** Start SUPPLIED PASSAGE **

Re: bcache making tiny writes to backing device every second

Jure Erznožnik <jure.erznoznik@xxxxxxxxx> · Fri, 23 Dec 2016 10:21:32 +0100

May I ask this another way:

echo 65536 > /sys/block/bcache0/bcache/writeback_rate

This causes bcache to flush dirty data pretty much instantly thereby
eliminating the issue. After that writeback_rate reverts back to 512.

Other than creating a cron job, is there any way I could set minimum
writeback_rate value to 65536?

Thanks,
Jure

On Thu, Dec 22, 2016 at 8:25 AM, Jure Erznožnik
<jure.erznoznik@xxxxxxxxx> wrote:
>>>We could have better hysteresis though, so we're not doing that slow steady trickle of writes.
>
> There is nothing between /dev/md0 and /dev/bcache0, the entire array
> is cached, no partitions. LVM is set up on top of bcache and iostat
> shows "first" traffic at the /dev/md0. While the trickle is going on,
> there's no traffic on bcache device or LVM partitions. I have now
> modified sequential_cutoff to ensure that everything is cached (though
> an 800K write was cached even before).
>
> I have documented some logs in the original post here:
> http://unix.stackexchange.com/questions/329477/what-is-grinding-my-hdds-and-how-do-i-stop-it
>
> If this is not the source of tiny writes to the array, can you suggest
> where else I could start looking?
>
> Thanks,
> Jure
>
> On Wed, Dec 21, 2016 at 11:22 PM, Kent Overstreet
> <kent.overstreet@xxxxxxxxx> wrote:
>> On Wed, Dec 21, 2016 at 02:36:02PM +0100, Jure Erznožnik wrote:
>>> Hello,
>>>
>>> I apologise if this is something known, but my searching across the
>>> internet has revealed no answer for my issue, so I am attempting to
>>> find one here.

** End SUPPLIED PASSAGE **
** Start RAW DATA **

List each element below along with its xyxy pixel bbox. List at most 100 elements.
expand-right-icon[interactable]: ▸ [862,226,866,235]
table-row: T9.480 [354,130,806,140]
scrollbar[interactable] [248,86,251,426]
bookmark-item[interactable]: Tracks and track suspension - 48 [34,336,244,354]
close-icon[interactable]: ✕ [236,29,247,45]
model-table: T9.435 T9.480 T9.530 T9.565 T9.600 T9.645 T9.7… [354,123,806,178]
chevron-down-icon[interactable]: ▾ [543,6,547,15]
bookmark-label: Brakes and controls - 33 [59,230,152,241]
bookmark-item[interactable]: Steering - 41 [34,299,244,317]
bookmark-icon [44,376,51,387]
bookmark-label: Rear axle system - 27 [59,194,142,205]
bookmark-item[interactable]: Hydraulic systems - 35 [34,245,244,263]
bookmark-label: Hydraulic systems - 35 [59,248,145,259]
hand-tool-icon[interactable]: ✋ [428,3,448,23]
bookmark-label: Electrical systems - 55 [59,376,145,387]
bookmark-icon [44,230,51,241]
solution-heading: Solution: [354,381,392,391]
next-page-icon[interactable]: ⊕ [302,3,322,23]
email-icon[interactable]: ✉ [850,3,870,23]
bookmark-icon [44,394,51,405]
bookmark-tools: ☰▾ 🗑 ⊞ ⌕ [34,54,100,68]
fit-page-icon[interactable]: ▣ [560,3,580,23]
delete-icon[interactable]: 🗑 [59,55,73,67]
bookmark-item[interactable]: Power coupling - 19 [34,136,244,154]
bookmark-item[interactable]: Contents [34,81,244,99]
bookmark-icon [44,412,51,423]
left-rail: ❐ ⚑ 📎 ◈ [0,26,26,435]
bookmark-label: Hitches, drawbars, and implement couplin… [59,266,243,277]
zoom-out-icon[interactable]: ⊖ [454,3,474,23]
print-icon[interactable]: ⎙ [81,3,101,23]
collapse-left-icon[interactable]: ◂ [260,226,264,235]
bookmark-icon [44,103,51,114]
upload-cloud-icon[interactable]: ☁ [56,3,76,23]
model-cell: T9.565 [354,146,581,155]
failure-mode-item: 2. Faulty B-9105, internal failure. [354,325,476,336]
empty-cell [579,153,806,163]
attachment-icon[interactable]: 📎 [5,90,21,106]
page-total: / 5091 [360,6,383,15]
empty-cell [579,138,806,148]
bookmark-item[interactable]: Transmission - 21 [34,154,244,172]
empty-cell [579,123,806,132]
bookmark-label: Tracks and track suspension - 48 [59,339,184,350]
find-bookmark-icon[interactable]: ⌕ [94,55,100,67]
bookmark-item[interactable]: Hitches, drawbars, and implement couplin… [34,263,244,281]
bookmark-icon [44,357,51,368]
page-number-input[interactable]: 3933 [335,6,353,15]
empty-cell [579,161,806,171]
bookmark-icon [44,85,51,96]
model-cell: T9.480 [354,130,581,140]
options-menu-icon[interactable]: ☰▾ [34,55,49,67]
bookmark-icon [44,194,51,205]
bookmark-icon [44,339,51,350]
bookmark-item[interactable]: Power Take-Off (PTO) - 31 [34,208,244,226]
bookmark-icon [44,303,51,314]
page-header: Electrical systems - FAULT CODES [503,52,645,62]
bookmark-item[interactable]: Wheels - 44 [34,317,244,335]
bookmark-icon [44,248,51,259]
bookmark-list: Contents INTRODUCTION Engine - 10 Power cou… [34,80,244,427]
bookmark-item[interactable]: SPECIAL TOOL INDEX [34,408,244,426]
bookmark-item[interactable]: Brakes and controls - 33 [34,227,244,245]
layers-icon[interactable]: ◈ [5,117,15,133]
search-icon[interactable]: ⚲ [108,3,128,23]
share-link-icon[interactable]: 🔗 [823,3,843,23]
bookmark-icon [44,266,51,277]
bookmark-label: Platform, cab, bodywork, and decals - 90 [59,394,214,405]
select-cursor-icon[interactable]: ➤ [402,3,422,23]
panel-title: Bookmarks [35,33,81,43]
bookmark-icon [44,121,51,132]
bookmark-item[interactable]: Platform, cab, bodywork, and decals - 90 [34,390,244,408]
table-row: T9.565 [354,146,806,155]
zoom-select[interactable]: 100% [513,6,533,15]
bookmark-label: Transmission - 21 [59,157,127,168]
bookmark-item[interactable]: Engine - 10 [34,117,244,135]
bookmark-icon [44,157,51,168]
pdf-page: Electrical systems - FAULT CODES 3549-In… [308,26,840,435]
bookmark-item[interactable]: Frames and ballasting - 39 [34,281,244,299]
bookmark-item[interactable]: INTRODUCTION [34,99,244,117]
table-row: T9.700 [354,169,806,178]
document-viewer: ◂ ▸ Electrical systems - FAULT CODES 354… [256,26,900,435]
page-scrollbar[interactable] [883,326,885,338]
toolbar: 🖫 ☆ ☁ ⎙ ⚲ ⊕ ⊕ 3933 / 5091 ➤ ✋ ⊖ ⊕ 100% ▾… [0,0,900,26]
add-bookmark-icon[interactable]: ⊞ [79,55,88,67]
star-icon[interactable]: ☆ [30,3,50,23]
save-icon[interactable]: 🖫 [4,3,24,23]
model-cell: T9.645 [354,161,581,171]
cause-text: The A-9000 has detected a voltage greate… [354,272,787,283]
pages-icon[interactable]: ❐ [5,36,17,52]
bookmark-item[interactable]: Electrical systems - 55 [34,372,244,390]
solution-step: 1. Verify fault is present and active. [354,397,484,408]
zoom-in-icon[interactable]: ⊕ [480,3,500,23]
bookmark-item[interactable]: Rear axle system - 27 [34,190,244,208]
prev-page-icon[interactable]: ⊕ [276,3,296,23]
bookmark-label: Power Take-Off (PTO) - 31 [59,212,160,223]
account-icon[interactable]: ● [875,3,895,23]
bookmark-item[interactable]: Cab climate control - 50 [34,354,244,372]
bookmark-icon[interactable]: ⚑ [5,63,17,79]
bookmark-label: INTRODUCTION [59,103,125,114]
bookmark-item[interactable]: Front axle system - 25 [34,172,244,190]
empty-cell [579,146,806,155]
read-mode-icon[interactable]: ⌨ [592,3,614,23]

** End RAW DATA **
** Start RAW DATA **

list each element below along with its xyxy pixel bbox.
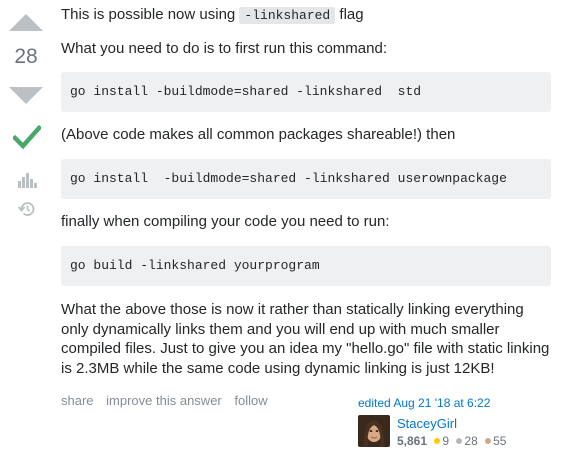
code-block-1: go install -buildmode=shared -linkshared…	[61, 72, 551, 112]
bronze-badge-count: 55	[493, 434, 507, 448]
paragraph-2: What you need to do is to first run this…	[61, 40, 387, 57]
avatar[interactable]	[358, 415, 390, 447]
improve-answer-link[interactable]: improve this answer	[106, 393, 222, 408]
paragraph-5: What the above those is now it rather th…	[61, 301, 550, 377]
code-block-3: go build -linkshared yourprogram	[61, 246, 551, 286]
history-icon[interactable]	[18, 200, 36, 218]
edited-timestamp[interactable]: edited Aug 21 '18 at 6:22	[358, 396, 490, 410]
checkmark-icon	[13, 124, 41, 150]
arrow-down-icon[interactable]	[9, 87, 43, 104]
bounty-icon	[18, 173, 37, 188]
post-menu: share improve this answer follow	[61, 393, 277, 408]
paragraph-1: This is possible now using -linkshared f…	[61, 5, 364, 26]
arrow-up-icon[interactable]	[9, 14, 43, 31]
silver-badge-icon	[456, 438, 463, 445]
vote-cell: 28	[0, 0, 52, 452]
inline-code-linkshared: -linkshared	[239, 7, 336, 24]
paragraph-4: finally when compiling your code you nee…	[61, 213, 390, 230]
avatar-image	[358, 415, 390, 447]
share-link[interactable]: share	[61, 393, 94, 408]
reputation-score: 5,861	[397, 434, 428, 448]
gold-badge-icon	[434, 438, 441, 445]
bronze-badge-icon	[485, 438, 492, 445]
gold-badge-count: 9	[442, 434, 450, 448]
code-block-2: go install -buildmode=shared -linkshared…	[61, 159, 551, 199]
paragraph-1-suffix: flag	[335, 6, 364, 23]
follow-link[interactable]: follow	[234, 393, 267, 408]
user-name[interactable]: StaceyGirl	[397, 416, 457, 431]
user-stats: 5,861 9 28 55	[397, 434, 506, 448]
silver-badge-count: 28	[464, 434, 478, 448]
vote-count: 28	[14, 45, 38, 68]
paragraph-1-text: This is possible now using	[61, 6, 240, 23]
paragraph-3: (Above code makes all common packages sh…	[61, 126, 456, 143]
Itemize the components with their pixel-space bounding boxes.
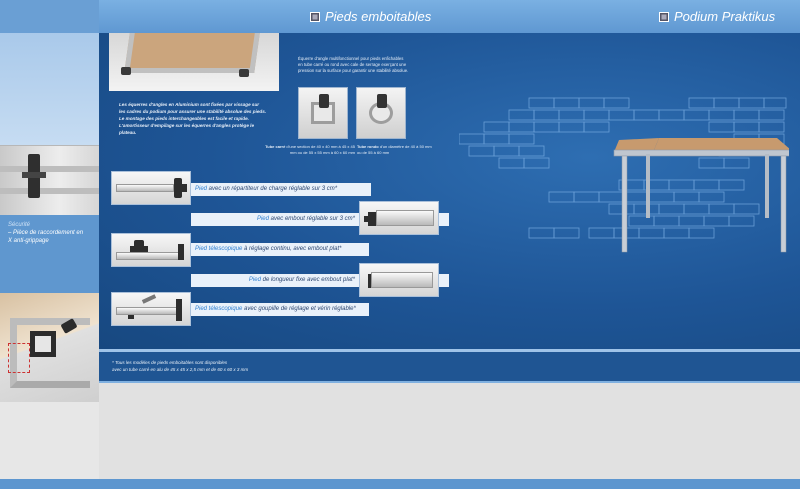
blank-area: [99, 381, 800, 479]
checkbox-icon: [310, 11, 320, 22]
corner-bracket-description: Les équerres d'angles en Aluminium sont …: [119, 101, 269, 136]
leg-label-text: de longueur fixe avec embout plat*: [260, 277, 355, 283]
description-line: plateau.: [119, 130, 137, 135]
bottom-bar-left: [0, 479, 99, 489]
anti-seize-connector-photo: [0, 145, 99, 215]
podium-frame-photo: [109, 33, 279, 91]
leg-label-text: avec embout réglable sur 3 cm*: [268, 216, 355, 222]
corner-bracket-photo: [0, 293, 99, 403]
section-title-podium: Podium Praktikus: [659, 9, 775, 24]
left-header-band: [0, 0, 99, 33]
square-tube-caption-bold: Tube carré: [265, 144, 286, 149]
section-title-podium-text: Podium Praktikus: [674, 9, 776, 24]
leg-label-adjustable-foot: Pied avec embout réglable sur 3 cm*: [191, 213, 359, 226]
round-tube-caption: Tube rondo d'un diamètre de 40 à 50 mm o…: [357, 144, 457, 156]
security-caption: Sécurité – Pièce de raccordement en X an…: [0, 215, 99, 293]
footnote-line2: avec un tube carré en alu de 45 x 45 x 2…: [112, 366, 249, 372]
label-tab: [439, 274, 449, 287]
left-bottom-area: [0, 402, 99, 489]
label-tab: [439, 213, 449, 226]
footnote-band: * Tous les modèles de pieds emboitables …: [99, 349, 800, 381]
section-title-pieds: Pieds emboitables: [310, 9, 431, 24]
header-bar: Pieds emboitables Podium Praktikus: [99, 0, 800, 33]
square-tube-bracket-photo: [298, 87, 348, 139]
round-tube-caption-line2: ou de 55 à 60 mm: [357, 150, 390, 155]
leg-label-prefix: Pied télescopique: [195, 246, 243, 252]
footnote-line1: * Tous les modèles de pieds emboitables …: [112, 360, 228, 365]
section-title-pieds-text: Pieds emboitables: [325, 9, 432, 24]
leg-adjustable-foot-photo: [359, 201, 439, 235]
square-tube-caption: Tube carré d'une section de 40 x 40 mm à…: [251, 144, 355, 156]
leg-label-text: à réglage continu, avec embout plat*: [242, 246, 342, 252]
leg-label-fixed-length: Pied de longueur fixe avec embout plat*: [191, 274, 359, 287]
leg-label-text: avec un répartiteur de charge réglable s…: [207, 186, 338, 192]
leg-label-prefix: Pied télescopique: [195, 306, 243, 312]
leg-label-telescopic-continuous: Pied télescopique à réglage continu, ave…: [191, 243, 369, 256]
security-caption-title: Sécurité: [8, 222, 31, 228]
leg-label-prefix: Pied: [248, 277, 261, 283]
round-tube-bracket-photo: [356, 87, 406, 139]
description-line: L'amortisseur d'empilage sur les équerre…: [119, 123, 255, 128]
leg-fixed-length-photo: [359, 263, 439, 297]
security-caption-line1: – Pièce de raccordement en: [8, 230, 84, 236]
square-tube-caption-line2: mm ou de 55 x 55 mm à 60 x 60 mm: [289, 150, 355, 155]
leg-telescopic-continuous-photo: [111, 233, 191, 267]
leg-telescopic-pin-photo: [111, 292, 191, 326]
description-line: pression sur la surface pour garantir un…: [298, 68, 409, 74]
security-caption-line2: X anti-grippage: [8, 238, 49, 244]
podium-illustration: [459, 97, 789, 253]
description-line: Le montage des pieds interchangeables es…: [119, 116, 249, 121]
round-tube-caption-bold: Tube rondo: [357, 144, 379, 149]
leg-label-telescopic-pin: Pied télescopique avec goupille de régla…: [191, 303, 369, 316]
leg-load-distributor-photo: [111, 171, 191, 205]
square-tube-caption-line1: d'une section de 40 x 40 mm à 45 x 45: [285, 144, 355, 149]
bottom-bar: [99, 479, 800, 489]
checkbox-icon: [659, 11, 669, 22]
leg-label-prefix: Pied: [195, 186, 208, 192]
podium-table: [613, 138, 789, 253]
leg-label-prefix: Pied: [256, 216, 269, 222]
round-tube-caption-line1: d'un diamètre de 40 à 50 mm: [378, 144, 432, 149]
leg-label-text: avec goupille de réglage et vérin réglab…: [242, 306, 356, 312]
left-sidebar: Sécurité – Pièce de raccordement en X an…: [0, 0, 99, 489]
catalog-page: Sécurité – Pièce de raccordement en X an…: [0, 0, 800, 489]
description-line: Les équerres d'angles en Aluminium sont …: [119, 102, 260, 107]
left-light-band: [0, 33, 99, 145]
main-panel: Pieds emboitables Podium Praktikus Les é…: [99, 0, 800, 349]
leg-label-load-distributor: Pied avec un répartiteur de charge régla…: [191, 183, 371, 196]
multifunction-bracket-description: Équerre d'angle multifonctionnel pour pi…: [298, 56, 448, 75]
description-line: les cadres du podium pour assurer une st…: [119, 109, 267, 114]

** End RAW DATA **

▶ [PROBLEMS AND TASKS]
**a.** Decide whether each statement below agrees with the bcache thread above. Answer yes or no for each, and quote the deciding words of the thread exactly. (i) Writing 65536 to writeback_rate makes bcache flush dirty data almost at once. (ii) After that flush, writeback_rate stays at 65536. (iii) LVM is set up directly on /dev/md0, beneath bcache.
**b.** Reproduce word for word the part of the bcache thread above that opens with the words containing "On Thu, Dec" and closes with "cached even before).".

▶ [SOLUTIONS TO THE PROBLEMS]
**a.**
(i) Yes: "This causes bcache to flush dirty data pretty much instantly"
(ii) No: "After that writeback_rate reverts back to 512."
(iii) No: "LVM is set up on top of bcache"

**b.**
On Thu, Dec 22, 2016 at 8:25 AM, Jure Erznožnik
<jure.erznoznik@xxxxxxxxx> wrote:
>>>We could have better hysteresis though, so we're not doing that slow steady trickle of writes.
>
> There is nothing between /dev/md0 and /dev/bcache0, the entire array
> is cached, no partitions. LVM is set up on top of bcache and iostat
> shows "first" traffic at the /dev/md0. While the trickle is going on,
> there's no traffic on bcache device or LVM partitions. I have now
> modified sequential_cutoff to ensure that everything is cached (though
> an 800K write was cached even before).